╭─ Entries provided
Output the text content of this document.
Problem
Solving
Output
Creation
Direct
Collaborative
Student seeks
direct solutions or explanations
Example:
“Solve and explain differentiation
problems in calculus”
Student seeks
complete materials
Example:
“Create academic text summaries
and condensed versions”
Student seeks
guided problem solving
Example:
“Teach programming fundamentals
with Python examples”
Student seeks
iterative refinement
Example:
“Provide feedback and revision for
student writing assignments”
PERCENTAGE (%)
╰─
▸ Written request
Check every line for "text" and show the ones that have it.

▸ Exercise answer
Output the text content of this document.
“Create academic text summaries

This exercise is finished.